▶ [Exercise]: Starting at the line that contains "Read out every word on this page.", reproduce every line through the end of the entries below, with no pictures in the copy.

▶ [Data provided]:
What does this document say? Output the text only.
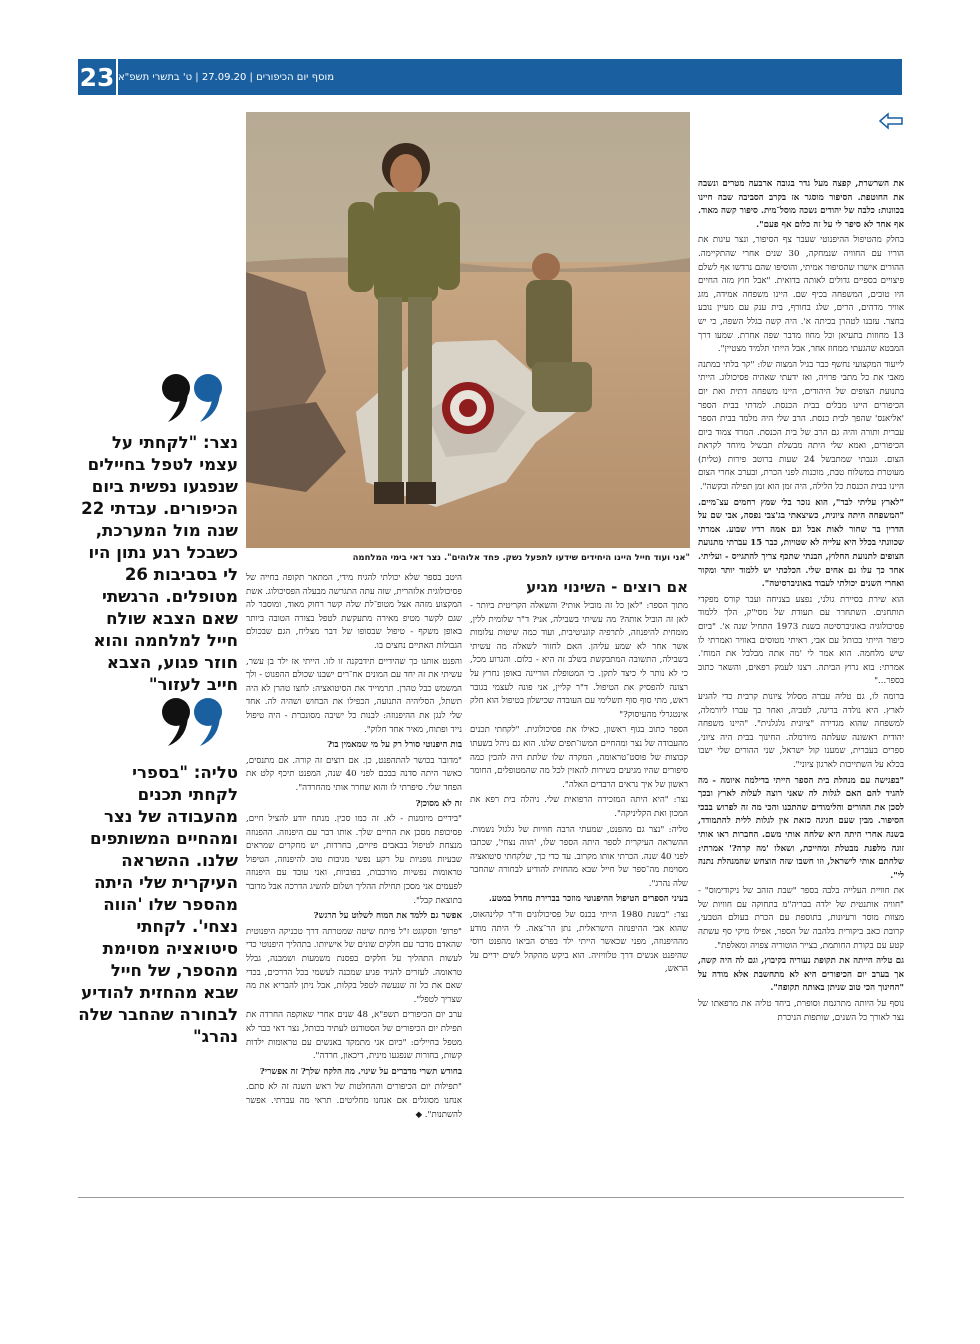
23 מוסף יום הכיפורים | 27.09.20 | ט' בתשרי תשפ"א
"אני ועוד חייל היינו היחידים שידעו לתפעל נשק. פחד אלוהים". נצר דאי בימי המלחמה
נצר: "לקחתי על עצמי לטפל בחיילים שנפגעו נפשית ביום הכיפורים. עבדתי 22 שנה מול המערכת, כשבכל רגע נתון היו לי בסביבות 26 מטופלים. הרגשתי שאם הצבא שולח חייל למלחמה והוא חוזר פגוע, הצבא חייב לעזור"
טליה: "בספרי לקחתי תכנים מהעבודה של נצר ומהחיים המשותפים שלנו. ההשראה העיקרית שלי היתה מהספר שלו 'הווה נצחי'. לקחתי סיטואציה מסוימת מהספר, של חייל שבא מהחזית להודיע לבחורה שהחבר שלה נהרג"

את השרשרת, קפצה מעל גדר בגובה ארבעה מטרים ונשבה את החוטפת. הסיפור מוסגר אז בקרב הסביבה שבה חיינו בכוונות: כלבה של יהודים נשכה מוסל־מית. סיפור קשה מאוד. אף אחד לא סיפר לי על זה כלום אף פעם".

בחלק מהטיפול ההיפנוטי שעבר צף הסיפור, ונצר עיגות את הוריו עם החוויה שנמחקה, 30 שנים אחרי שהתקיימה. ההורים אישרו שהסיפור אמיתי, והוסיפו שהם נרדשו אף לשלם פיצויים בספיים גדולים לאותה בדואית. "אבל חוץ מזה החיים היו טובים, המשפחה בכיף שם. היינו משפחה אמידה, מזג אוויר מדהים, הרים, שלג בחורף, בית ענק עם מעיין נובע בחצר. עזבנו לטהרן בכיתה א'. היה קשה בגלל השפה, כי יש 13 מחוזות בתעיאן וכל מחוז מדבר שפה אחרת. שמעו דרך המבטא שהגעתי ממחוז אחר, אבל הייתי תלמיד מצטיין".

לייעוד המקצועי נחשף כבר בגיל המצוה שלו: "קר בלתי במתנה מאבי את כל מתבי פרויה, ואז ידעתי שאהיה פסיכולוג. הייתי בתנועת הצופים של היהודים, היינו משפחה דתית ואת יום הכיפורים היינו מבלים בבית הכנסת. למדתי בבית הספר 'אליאנס' שהפך לבית כנסת. הרב שלי היה מלמד בבית הספר עברית ותורה והיה גם הרב של בית הכנסת. המרד צמוד ביום הכיפורים, ואמא שלי היתה מבשלת תבשיל מיוחד לקראת הצום. וגנבתי שמתבשל 24 שעות ברוטב פירות (טלית) מעוטרת במשלוח טבת, מוכנות לפני הכרת, ובערב אחרי הצום היינו בבית הכנסת כל הלילה, היה זמן הוא זמן תפילה ובקשה".

"לארץ עליתי לבד", הוא נזכר בלי שמץ רחמים עצ־מיים. "המשפחה היתה ציונית, כשיצאתי בג'צבי נפסה, אבי שם על הדרין בר שחור לאות אבל וגם אמה רדיו שבוע. אמרתי שכוונתי בכלל היא עלייה לא שטויות, כבר 15 עברתי מתנועת הצופים לתנועת החלוץ, הבנתי שתכף צריך להתגייס - ועליתי. אחד כך עלו גם אחים שלי. הכלכתי יש ללמוד יותר ומקור ואחרי השנים יכולתי לעבוד באוניברסיטה".

הוא שירת בסיירת גולני, נפצע בצניחה ועבר קורס מפקדי תותחנים. השתחרר עם תעודת של מסי"ק, הלך ללמוד פסיכולוגיה באוניברסיטה בשנת 1973 התחיל שנה א'. "ביום כיפור הייתי בכותל עם אבי, ראיתי מטוסים באוויר ואמרתי לו שיש מלחמה. הוא אמר לי 'מה אתה מבלבל את המוח'. אמרתי: בוא נרוץ הביתה. רצנו לעמק רפאים, והשאר כתוב בספר..."

ברומה לו, גם טליה עברה מסלול ציונות קרבית כדי להגיע לארץ. היא נולדה בריגה, לטביה, ואחר כך עברו ליורמלה, למשפחה שהוא מגדירה "ציונית גלגלנית". "היינו משפחה יהודית ראשונה שעלתה מיורמלה. החינוך בבית היה ציוני, ספרים בעברית, שמענו קול ישראל, שני ההורים שלי ישבו בכלא על השתייכות לארגון ציוני".

"בפגישה עם מנהלת בית הספר הייתי בדילמה איומה - מה להגיד להם האם לגלות לה שאני רוצה לעלות לארץ ובכך לסכן את ההורים והלימודים שהתכנו והכי מה זה לפרוש בבכי הסיפור. מבין שעם חגיגה כזאת אין לגלות ללית להתמודד, בשנה אחרי היתה היא שלחה אותי משם. החברות ראו אותי זוגה מלפנת מבטלת ומחייכת, ושאלו 'מה קרה?' אמרתי: שלחתם אותי לישראל, וזו חשבו שזה הוצחש שהמנהלת נתנה לי".

את חוויית העלייה בלבה בספר "שבת הזהב של ניקודימוס" - "חוויה אותנטית של ילדה בבריה"מ בתחוקה עם חוויות של מצוות מוסר ורעיונות, בתוספת עם הכרת בעולם הטבעי, קרובת כאב ביקורית בלהבה של הספר, אפילו מיקי סף עשתה קטע עם בקורת החותמת, בצייר הוטוריה צפויה ומאלפת".

גם טליה הייתה את תקופת נעוריה בקיבוץ, וגם לה היה קשה, אך בערב יום הכיפורים היא לא מתחשבת אלא מודה על "החינוך הכי טוב שניתן באותה תקופה".

נוסף על היותה מתרגמת וסופרת, ביחד טליה את מרפאתו של נצר לאורך כל השנים, שותפות הניכרת

אם רוצים - השינוי מגיע

מתוך הספר: "לאן כל זה מוביל אותי? והשאלה הקריטית ביותר - לאן זה הוביל אותה? מה עשיתי בשבילה, אני? ד"ר שלומית ללין, מומחית להיפנוזה, לתרפיה קוגניטיבית, ועוד כמה שיטות עלומות אשר אחר לא שמע עליהן. האם לחזור לשאלה מה עשיתי בשבילה, התשובה המתבקשת בשלב זה היא - כלום. והגרוע מכל, כי לא נותר לי כיצד לתקן. כי המטופלת הוריינה באופן נחרץ על רצונה להפסיק את הטיפול. ד"ר קליין, אני פונה לעצמי בגובר ראש, מתי סוף סוף תשלימי עם העובדה שכישלון בטיפול הוא חלק אינטגרלי מהעיסוק?"

הספר כתוב בגוף ראשון, כאילו את פסיכולוגית. "לקחתי תכנים מהעבודה של נצר ומהחיים המשו־תפים שלנו. הוא גם ניהל בשעתו קבוצות של פוסט־טראומה, המקרה שלו שלתת היה להכין כמה סיפורים שהיו מגיעים כשירות להאזין לכל מה שהמטופלים, החומר ראשון של איך נראים הרבדים האלה".

נצר: "היא היתה המזכירה הרפואית שלי. ניהלה בית רפא את המכון ואת הקליניקה".

טליה: "נצר גם מהפנט, שמעתי הרבה חוויות של גלגול נשמות. ההשראה העיקרית לספר היתה הספר שלו, 'הווה נצחי', שכתבו לפני 40 שנה. הכרתי אותו מקרוב. עד כדי כך, שלקחתי סיטואציה מסוימת מה־ספר של חייל שבא מהחזית להודיע לבחורה שהחבר שלה נהרג".

בעיני הספרים הטיפול ההיפנוטי מוזכר בברירת מחדל במטע.

נצר: "בשנת 1980 הייתי בכנס של פסיכולוגים וד"ר קלינהאוס, שהוא אבי ההיפנוזה הישראלית, נתן הר־צאה. לי היתה מודע מההיפנוזה, מפני שכאשר הייתי ילד בפרס הביאו מהפנט רוסי שהיפנט אנשים דרך טלוויזיה. הוא ביקש מהקהל לשים ידיים על הראש,

היטב בספר שלא יכולתי להגיח מידי, המתאר תקופה בחייה של פסיכולוגית אלזהרית, שזה עתה התגרשה מבעלה הפסיכולוג. אשת המקצוע מזהה אצל מטופ־לת שלה קשר רחוק מאוד, ומוסבר לה שגם לקשר מטיפ מאירה מתעקשת לטפל בצורה הטובה ביותר באופן משקף - טיפול שבסופו של דבר מצליח, הגם שבכולם הגבולות האתיים נחצים בו.

והפנט אותנו כך שהידיים תידבקנה זו לזו. הייתי אז ילד בן עשר, עשיתי את זה יחד עם המונים אח־רים ישבנו שכולם ההפנוט - ולך המשמש כבל טהרן. תרמוייד את הסיטואציה: לחצו טהרן לא היה תשתל, הסליהיה התנועה, הכפילו את הבחוש ושהיה לה. אחד שלי לנגן את ההיפנוזה: לבנות כל ישיבה מסונכרת - היה טיפול נייד ופתוח, מאיר אחד חלוק".

בות היפנוטי סורל רק על מי שמאמין בו?

"מדובר בכושר להתהפנט, כן. אם רוצים זה קורה. אם מתנסים, כאשר היתה סדנה בבכם לפני 40 שנה, המפנט תיכף קלט את הפחד שלי. סיפרתי לו והוא שחרר אותי מהחרדה".

זה לא מסוכן?

"בידיים מיומנות - לא. זה כמו סכין. מנתח יודע להציל חיים, פסיכופת מסכן את החיים שלך. אותו דבר עם היפנוזה. ההפנוזה מנצחת לטיפול בבאבים פיזיים, בחרדות, יש מחקרים שמראים שבעיות גופניות על רקע נפשי מגיבות טוב להיפנוזה, הטיפול טראומות נפשיות מורכבות, בפוביות, ואני עובד עם היפנוזה לפעמים אני מסכן תחילת ההליך ושלום להשיג הדרכה אבל מדובר בתוצאת קבל".

אפשר גם ללמד את המוח לשלוט על הרגש?

"פרופ' ווסקוגט ז"ל פיתח שיטה שמטרתה דרך טכניקה היפנוטית שהאדם מדבר עם חלקים שונים של אישיותו. בתהליך היפנוטי כדי לעשות התהליך על חלקים בפסנת משמעות ושמבנה, גבלל טראומה. לעזרים להגיד פגיע שמכנה לעשמי בכל הדרכים, בכדי שאם את כל זה שנעשה לטפל בקלות, אבל ניתן להבריא את מה שצריך לטפל".

ערב יום הכיפורים תשפ"א, 48 שנים אחרי שאוקפה החרדה את תפילת יום הכיפורים של הסטודנט לעתיד בכותל, נצר דאי כבר לא מטפל בחיילים: "כיום אני מתמקד באנשים עם טראומות ילדות קשות, בחורות שנפגעו מינית, דיכאון, חרדה".

בחודש תשרי מדברים על שינוי. מה הלקח שלך? זה אפשרי?

"תפילות יום הכיפורים וההחלטות של ראש השנה זה לא סתם. אנחנו מסוגלים אם אנחנו מחליטים. תראי מה עברתי. אפשר להשתנות". ◆
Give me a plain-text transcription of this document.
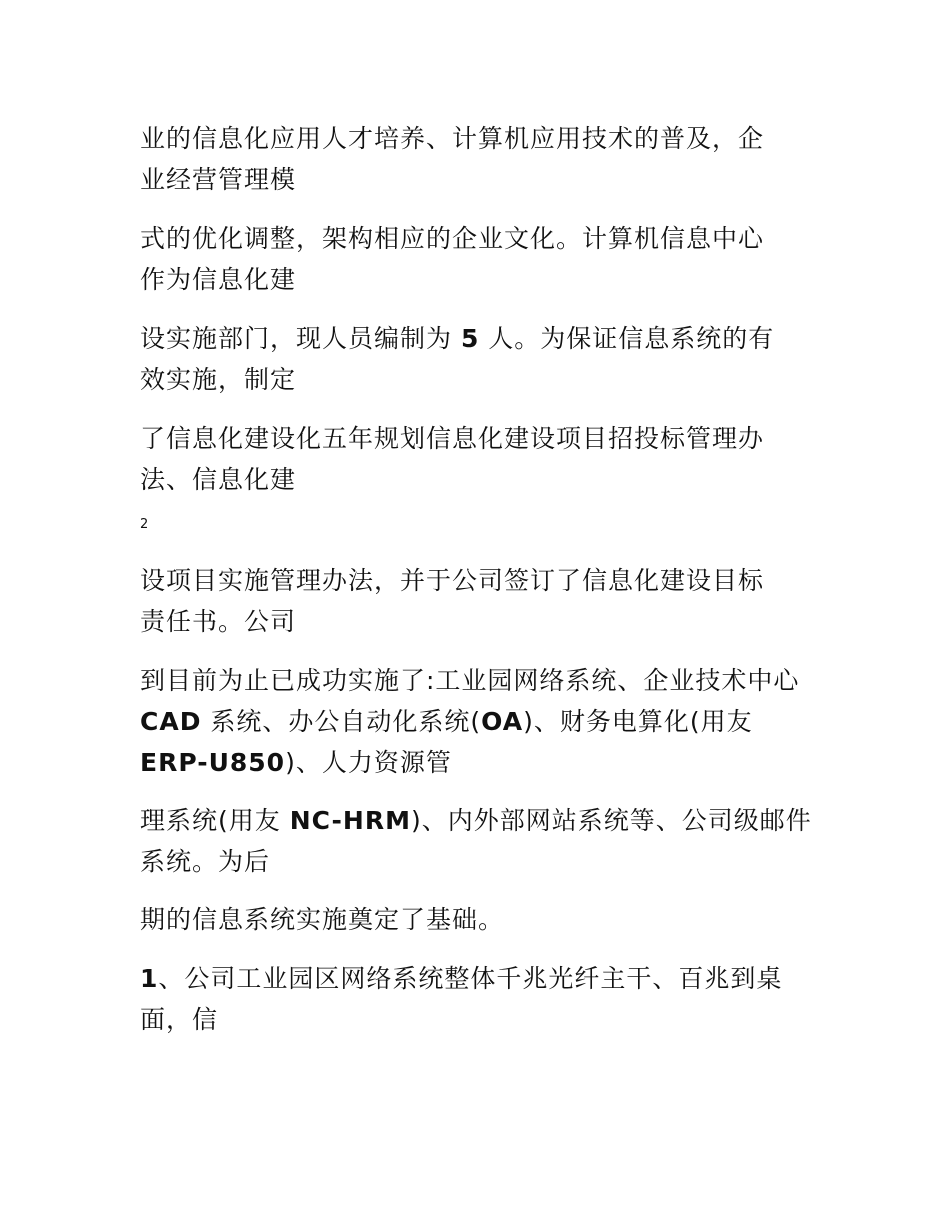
业的信息化应用人才培养、计算机应用技术的普及，企
业经营管理模

式的优化调整，架构相应的企业文化。计算机信息中心
作为信息化建

设实施部门，现人员编制为 5 人。为保证信息系统的有
效实施，制定

了信息化建设化五年规划信息化建设项目招投标管理办
法、信息化建

2

设项目实施管理办法，并于公司签订了信息化建设目标
责任书。公司

到目前为止已成功实施了:工业园网络系统、企业技术中心 CAD 系统、办公自动化系统(OA)、财务电算化(用友 ERP-U850)、人力资源管

理系统(用友 NC-HRM)、内外部网站系统等、公司级邮件系统。为后

期的信息系统实施奠定了基础。

1、公司工业园区网络系统整体千兆光纤主干、百兆到桌面，信
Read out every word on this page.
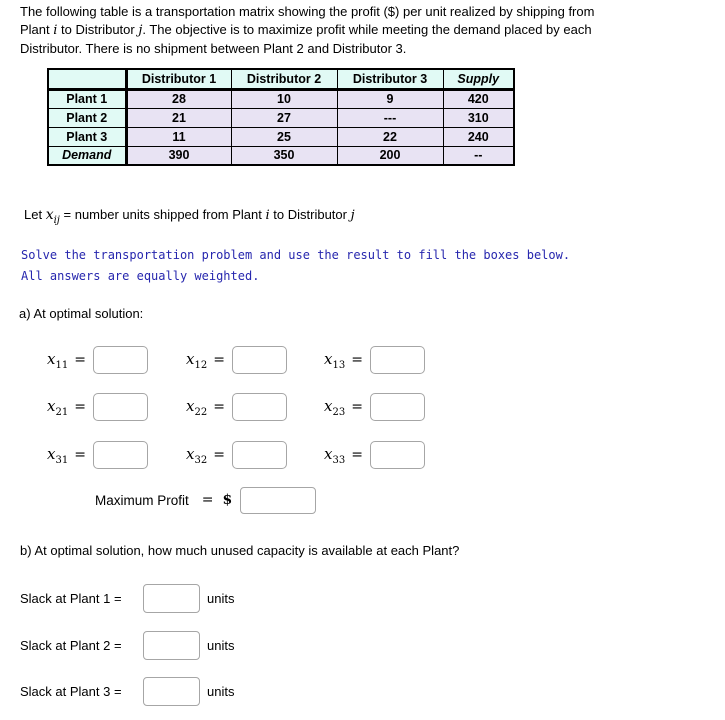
The following table is a transportation matrix showing the profit ($) per unit realized by shipping from
Plant i to Distributor j. The objective is to maximize profit while meeting the demand placed by each
Distributor. There is no shipment between Plant 2 and Distributor 3.
	Distributor 1	Distributor 2	Distributor 3	Supply
Plant 1	28	10	9	420
Plant 2	21	27	---	310
Plant 3	11	25	22	240
Demand	390	350	200	--
Let $x_{ij}$ = number units shipped from Plant i to Distributor j
Solve the transportation problem and use the result to fill the boxes below.
All answers are equally weighted.
a) At optimal solution:
$x_{11}$ =	$x_{12}$ =	$x_{13}$ =
$x_{21}$ =	$x_{22}$ =	$x_{23}$ =
$x_{31}$ =	$x_{32}$ =	$x_{33}$ =
Maximum Profit = $
b) At optimal solution, how much unused capacity is available at each Plant?
Slack at Plant 1 =	units
Slack at Plant 2 =	units
Slack at Plant 3 =	units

▶ [Worked solution]:
Read out every word on this page.
The following table is a transportation matrix showing the profit ($) per unit realized by shipping from
Plant i to Distributor j. The objective is to maximize profit while meeting the demand placed by each
Distributor. There is no shipment between Plant 2 and Distributor 3.
	Distributor 1	Distributor 2	Distributor 3	Supply
Plant 1	28	10	9	420
Plant 2	21	27	---	310
Plant 3	11	25	22	240
Demand	390	350	200	--
Let $x_{ij}$ = number units shipped from Plant i to Distributor j
Solve the transportation problem and use the result to fill the boxes below.
All answers are equally weighted.
a) At optimal solution:
$x_{11}$ =	$x_{12}$ =	$x_{13}$ =
$x_{21}$ =	$x_{22}$ =	$x_{23}$ =
$x_{31}$ =	$x_{32}$ =	$x_{33}$ =
Maximum Profit = $
b) At optimal solution, how much unused capacity is available at each Plant?
Slack at Plant 1 =	units
Slack at Plant 2 =	units
Slack at Plant 3 =	units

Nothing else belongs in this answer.